- [Records to process]
━━━━━━━━━━━━━━━━━━━━━━━━━━━━━━
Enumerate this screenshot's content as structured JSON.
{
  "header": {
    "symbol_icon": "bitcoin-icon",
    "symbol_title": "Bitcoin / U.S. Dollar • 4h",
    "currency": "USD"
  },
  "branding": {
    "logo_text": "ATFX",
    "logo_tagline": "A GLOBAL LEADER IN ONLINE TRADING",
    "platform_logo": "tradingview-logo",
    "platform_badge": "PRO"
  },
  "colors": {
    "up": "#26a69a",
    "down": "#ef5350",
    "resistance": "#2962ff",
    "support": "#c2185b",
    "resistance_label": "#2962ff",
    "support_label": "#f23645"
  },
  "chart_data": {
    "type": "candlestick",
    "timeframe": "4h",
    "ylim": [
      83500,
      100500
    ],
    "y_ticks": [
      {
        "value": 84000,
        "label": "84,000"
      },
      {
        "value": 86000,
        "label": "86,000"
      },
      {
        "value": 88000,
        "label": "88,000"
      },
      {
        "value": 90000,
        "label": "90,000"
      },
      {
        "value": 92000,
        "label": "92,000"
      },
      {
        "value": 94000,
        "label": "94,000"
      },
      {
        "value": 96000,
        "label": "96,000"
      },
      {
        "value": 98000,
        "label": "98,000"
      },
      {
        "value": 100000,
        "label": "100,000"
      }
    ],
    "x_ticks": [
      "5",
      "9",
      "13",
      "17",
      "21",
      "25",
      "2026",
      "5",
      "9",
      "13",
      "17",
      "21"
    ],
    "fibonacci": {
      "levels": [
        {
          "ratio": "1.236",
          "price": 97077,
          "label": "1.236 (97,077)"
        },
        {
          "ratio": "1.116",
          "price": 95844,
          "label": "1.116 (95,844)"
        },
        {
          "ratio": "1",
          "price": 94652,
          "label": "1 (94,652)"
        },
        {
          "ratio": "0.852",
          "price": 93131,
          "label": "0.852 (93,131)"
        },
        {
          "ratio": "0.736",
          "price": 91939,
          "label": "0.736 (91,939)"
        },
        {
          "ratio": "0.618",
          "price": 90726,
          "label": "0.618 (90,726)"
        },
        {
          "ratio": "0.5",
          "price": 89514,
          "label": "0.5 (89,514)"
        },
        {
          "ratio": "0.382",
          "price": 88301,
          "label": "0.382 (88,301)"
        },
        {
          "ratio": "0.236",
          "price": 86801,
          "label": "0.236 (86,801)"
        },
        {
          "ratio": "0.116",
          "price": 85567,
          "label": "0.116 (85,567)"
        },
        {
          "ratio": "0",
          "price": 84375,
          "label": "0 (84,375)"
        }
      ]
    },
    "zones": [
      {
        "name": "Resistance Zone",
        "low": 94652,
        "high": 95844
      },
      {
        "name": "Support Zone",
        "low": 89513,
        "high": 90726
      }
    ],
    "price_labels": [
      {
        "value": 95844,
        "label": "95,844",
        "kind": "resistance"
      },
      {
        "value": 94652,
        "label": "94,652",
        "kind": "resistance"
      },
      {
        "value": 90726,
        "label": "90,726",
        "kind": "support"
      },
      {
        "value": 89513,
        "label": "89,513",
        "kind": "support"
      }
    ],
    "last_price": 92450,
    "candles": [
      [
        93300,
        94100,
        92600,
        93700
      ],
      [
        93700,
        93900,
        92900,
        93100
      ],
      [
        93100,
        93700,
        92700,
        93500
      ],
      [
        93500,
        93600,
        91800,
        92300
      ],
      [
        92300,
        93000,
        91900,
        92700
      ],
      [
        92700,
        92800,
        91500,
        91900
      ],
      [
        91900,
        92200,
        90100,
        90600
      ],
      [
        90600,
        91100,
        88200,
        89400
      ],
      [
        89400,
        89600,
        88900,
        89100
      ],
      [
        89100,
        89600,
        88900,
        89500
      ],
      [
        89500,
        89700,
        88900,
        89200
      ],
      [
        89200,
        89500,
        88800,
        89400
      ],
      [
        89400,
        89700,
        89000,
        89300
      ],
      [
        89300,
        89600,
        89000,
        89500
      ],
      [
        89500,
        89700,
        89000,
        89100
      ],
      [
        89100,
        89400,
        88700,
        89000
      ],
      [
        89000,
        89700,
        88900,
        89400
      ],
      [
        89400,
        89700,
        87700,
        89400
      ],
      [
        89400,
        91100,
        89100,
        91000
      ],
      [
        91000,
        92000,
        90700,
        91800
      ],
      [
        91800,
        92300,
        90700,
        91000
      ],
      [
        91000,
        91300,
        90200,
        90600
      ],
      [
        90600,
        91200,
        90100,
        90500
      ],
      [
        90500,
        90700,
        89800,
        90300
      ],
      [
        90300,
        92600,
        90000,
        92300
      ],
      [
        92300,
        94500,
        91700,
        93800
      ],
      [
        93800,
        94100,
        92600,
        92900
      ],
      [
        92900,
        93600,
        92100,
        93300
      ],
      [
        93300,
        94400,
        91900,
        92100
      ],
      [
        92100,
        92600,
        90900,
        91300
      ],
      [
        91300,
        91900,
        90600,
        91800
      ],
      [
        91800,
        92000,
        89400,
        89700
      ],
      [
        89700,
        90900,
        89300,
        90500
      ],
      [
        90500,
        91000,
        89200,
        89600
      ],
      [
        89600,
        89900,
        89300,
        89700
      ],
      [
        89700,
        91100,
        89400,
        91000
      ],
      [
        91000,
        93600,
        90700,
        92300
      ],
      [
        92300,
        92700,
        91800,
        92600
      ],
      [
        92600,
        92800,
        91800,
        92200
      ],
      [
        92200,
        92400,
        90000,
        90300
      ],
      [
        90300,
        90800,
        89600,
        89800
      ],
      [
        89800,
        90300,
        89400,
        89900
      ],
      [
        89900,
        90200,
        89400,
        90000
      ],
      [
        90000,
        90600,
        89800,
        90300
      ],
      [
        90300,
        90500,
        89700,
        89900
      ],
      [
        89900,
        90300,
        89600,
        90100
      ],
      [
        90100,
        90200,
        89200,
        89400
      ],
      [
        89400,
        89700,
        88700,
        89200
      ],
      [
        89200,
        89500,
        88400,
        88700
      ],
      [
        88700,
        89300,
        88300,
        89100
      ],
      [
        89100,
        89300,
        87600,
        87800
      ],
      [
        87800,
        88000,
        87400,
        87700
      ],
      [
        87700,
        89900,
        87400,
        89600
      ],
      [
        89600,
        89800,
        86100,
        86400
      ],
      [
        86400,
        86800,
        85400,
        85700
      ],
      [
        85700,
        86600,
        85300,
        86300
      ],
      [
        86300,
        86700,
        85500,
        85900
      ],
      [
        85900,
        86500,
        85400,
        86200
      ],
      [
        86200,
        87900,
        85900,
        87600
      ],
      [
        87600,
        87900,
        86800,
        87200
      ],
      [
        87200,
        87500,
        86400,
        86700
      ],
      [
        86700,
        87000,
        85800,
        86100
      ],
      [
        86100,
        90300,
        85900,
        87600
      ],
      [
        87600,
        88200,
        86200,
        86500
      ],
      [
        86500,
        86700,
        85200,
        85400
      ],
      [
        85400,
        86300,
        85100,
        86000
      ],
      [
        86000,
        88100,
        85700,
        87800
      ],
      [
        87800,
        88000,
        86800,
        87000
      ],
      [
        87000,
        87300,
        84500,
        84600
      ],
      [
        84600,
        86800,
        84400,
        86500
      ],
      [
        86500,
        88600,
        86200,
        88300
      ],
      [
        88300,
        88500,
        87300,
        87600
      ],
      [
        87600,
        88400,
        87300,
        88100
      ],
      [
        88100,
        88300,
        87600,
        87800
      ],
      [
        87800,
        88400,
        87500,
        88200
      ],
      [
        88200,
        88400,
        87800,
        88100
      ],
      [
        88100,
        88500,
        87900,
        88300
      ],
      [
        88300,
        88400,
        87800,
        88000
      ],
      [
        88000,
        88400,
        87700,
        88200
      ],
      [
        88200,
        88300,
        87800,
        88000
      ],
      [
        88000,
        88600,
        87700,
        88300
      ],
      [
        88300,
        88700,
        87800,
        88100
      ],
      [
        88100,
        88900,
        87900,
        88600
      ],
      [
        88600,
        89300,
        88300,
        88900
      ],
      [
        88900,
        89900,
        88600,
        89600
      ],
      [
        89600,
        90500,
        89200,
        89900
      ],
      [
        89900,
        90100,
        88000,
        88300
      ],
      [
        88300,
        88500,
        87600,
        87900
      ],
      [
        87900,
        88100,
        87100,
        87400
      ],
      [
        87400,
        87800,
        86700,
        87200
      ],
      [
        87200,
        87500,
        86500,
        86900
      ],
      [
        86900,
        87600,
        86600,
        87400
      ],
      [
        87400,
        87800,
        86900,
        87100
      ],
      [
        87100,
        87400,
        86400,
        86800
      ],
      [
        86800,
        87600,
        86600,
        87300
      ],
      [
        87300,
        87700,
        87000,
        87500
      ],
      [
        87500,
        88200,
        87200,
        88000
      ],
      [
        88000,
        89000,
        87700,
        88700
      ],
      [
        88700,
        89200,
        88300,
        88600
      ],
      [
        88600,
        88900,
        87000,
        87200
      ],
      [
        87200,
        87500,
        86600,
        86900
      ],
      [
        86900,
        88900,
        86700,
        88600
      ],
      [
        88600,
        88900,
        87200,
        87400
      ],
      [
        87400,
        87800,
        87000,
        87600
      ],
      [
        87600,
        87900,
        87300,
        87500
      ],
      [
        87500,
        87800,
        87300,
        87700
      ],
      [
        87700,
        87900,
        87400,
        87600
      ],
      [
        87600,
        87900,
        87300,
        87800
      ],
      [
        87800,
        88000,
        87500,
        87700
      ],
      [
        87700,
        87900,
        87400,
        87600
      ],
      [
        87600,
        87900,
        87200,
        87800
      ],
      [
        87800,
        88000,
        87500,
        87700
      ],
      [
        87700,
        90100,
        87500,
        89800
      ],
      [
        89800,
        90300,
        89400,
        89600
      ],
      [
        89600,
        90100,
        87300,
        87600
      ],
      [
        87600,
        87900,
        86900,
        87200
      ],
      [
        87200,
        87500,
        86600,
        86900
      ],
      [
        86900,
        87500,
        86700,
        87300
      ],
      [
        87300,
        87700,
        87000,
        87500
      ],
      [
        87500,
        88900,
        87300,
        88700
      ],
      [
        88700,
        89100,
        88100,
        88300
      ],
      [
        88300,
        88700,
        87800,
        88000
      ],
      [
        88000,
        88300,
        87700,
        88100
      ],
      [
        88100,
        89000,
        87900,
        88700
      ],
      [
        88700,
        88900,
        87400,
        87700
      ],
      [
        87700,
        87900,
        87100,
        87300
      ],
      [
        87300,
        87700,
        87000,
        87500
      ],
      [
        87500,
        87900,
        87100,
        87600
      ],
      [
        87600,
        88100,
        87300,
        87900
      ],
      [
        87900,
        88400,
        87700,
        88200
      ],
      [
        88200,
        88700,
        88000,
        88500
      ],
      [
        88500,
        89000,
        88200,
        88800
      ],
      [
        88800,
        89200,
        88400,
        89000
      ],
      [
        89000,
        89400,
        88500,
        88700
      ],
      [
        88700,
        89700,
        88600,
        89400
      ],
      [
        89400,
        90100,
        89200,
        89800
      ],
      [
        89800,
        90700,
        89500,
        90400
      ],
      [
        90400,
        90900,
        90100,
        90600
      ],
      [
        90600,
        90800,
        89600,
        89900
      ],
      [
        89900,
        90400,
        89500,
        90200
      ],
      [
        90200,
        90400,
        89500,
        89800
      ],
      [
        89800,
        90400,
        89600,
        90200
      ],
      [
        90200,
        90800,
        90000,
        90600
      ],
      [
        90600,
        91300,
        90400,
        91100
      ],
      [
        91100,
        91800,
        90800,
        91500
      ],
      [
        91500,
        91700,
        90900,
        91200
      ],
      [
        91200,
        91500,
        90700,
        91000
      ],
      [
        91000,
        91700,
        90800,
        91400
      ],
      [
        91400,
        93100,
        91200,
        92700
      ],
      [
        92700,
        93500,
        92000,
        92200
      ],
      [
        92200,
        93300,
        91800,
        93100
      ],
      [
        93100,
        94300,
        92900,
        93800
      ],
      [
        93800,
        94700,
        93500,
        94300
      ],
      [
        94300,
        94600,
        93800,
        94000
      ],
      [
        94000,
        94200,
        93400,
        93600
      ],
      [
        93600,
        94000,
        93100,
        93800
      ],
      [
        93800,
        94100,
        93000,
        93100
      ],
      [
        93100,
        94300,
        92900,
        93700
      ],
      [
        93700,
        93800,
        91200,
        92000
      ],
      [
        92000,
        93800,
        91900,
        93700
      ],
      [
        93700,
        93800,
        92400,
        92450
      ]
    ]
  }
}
━━━━━━━━━━━━━━━━━━━━━━━━━━━━━━
- [Task prompt]
Check each line of the entries above, and show every one holding the word "ratio".

- [Result]
          "ratio": "1.236",
          "ratio": "1.116",
          "ratio": "1",
          "ratio": "0.852",
          "ratio": "0.736",
          "ratio": "0.618",
          "ratio": "0.5",
          "ratio": "0.382",
          "ratio": "0.236",
          "ratio": "0.116",
          "ratio": "0",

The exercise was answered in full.